**LISTED ENTRIES**:
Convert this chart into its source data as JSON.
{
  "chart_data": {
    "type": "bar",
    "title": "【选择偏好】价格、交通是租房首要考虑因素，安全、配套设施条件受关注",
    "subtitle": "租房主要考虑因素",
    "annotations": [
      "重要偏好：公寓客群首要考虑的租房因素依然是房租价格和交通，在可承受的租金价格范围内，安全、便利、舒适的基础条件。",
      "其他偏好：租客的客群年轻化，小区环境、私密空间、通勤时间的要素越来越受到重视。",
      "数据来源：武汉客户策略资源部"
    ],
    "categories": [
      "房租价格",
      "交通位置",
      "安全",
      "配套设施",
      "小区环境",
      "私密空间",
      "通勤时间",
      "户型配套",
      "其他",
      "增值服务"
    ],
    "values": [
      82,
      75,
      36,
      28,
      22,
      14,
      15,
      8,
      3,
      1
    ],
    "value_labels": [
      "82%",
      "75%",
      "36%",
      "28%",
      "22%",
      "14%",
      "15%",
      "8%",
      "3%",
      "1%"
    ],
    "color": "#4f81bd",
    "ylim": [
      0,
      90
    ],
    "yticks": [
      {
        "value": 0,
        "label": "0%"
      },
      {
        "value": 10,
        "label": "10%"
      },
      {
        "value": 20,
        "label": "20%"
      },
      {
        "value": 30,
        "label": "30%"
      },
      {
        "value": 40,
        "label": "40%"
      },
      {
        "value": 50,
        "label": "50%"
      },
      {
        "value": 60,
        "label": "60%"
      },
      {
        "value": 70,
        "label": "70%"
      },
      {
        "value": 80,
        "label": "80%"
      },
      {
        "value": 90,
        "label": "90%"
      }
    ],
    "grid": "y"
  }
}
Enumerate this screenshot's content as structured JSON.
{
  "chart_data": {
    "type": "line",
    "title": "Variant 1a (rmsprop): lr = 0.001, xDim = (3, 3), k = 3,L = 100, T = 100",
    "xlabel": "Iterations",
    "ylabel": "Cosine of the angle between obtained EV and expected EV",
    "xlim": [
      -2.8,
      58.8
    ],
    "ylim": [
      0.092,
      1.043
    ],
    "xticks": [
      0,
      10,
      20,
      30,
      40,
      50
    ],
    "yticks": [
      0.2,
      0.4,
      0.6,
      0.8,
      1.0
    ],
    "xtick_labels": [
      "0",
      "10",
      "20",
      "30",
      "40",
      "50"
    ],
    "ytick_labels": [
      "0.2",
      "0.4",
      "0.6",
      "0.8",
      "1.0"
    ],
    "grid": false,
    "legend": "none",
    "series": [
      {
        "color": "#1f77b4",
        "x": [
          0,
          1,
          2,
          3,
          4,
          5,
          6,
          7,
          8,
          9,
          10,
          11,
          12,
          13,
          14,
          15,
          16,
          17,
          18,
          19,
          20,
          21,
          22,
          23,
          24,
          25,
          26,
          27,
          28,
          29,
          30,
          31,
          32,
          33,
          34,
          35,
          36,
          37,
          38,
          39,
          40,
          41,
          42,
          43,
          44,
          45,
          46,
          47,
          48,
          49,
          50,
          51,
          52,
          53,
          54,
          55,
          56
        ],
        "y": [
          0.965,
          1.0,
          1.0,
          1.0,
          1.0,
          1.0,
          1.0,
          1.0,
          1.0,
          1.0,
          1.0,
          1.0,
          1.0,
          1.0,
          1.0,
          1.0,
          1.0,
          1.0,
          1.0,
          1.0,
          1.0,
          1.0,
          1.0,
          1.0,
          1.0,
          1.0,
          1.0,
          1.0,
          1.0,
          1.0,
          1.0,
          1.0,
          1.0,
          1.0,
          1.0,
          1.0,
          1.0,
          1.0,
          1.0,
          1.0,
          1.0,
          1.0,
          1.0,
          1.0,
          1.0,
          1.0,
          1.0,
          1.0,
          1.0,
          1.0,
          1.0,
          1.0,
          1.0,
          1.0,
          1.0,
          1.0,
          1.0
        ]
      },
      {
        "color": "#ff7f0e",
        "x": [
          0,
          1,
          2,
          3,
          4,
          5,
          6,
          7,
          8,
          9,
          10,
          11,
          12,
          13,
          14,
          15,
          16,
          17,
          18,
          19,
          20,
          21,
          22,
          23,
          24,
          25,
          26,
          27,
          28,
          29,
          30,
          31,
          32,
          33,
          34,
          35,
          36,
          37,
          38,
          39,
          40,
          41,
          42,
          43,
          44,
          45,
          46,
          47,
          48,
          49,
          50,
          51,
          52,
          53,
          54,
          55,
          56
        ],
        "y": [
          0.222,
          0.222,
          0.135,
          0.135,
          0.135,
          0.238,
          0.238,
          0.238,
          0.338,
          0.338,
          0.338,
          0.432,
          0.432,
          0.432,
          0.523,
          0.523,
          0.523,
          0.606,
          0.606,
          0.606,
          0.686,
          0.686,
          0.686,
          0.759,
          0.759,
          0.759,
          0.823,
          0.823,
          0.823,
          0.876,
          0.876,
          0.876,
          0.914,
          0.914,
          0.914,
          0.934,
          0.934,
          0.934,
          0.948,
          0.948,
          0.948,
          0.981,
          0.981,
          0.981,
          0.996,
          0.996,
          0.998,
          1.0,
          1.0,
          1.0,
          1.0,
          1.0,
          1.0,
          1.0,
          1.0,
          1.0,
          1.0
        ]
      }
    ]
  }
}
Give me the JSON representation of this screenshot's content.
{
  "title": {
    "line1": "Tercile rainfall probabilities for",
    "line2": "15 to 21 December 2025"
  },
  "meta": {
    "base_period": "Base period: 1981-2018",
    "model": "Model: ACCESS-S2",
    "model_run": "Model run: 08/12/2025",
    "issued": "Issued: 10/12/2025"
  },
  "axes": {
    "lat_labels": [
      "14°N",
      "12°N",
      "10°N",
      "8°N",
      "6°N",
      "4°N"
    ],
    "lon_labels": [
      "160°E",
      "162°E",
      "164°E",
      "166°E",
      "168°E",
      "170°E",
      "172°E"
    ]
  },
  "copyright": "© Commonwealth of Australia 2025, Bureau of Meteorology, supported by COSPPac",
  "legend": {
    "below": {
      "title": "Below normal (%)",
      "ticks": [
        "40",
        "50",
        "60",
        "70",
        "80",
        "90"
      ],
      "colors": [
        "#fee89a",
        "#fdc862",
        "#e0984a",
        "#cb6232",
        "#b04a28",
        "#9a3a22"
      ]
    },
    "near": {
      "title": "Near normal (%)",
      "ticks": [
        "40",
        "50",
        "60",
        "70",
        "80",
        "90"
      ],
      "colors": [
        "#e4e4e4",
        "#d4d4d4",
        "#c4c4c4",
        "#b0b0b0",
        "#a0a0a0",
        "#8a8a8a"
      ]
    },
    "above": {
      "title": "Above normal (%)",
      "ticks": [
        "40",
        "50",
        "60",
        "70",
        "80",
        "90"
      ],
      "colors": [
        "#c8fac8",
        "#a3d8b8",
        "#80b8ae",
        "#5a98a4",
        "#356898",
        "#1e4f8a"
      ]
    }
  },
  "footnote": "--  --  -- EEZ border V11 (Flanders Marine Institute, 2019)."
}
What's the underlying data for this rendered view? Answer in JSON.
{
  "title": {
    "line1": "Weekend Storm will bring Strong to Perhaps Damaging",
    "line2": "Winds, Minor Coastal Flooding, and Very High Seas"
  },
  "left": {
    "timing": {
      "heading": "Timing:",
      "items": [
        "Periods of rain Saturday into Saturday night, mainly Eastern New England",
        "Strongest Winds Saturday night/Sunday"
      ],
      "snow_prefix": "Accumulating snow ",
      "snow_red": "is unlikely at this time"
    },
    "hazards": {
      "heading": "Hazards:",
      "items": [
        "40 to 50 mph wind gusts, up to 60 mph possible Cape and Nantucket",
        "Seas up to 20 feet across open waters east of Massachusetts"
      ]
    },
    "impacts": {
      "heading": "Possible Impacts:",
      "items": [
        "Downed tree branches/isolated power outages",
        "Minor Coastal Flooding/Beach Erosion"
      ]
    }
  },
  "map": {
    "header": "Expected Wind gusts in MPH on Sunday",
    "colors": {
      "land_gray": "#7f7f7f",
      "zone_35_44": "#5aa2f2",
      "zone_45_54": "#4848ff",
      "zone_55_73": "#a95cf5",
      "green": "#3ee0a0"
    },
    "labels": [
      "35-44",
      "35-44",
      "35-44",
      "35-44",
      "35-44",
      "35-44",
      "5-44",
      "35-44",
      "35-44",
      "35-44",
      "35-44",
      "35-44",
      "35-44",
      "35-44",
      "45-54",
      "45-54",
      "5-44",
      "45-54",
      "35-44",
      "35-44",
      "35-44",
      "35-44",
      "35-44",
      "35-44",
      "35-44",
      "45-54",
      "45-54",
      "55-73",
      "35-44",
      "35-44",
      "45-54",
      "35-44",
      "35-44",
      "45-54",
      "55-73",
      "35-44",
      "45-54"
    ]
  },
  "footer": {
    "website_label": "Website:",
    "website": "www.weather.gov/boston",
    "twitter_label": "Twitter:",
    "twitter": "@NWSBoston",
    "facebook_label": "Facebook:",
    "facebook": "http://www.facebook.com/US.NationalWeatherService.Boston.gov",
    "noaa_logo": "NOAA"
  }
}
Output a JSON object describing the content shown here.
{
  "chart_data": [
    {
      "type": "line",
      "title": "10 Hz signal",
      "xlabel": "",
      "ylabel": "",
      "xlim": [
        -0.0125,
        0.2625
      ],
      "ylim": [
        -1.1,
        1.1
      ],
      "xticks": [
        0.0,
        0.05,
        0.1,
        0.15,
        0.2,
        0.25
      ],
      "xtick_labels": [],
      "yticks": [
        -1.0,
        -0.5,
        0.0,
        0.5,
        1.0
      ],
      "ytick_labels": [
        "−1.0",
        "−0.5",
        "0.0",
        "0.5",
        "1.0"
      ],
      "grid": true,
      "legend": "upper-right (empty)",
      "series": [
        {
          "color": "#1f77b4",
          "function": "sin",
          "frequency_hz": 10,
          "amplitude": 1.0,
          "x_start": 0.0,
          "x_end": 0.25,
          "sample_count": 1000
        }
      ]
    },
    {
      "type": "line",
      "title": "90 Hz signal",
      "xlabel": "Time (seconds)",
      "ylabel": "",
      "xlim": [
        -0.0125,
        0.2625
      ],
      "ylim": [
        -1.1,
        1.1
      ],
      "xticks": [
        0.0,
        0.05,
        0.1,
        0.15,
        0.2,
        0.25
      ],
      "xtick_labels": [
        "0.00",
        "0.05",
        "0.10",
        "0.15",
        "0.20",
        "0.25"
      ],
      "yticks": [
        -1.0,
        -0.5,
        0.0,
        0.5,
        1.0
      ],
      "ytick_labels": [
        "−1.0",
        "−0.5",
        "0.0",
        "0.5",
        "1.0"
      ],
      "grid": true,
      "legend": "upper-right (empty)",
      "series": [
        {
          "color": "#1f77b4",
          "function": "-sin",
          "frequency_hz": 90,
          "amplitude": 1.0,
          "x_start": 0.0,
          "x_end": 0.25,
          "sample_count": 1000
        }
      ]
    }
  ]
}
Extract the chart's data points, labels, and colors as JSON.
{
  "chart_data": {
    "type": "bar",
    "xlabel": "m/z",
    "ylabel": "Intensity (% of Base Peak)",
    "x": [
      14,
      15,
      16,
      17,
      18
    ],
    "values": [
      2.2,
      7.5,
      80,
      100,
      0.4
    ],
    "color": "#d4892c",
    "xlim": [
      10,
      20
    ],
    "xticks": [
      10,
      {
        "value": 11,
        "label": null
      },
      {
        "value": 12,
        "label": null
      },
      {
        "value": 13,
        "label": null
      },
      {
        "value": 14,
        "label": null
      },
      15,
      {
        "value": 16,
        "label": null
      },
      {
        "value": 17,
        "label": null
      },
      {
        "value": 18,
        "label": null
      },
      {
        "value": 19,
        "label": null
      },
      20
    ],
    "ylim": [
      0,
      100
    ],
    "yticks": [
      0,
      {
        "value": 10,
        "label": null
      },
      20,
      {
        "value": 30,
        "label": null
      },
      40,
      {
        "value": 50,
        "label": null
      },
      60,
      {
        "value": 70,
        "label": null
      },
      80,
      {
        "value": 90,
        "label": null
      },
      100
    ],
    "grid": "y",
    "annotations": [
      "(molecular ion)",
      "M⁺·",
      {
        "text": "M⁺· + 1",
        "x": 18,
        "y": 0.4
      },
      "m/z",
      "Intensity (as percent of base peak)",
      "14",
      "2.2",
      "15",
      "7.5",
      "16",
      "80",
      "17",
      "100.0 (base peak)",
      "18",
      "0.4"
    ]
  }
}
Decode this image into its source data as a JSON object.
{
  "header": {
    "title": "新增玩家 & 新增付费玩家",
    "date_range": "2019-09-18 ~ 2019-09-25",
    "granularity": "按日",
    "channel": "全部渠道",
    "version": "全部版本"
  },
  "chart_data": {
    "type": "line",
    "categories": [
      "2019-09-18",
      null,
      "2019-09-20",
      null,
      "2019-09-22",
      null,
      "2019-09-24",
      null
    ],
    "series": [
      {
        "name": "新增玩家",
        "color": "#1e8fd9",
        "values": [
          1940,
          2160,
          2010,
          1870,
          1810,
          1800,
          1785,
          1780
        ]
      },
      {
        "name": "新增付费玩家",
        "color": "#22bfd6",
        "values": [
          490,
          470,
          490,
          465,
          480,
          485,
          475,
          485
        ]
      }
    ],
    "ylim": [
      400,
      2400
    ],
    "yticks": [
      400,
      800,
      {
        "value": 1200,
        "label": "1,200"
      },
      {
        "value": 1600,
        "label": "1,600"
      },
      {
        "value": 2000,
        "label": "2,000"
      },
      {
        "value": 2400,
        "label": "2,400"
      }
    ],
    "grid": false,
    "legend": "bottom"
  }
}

**GIVEN INSTRUCTION**:
The required output is the number of lines containing the word "Intensity", and nothing besides.

**WORKED ANSWER**:
2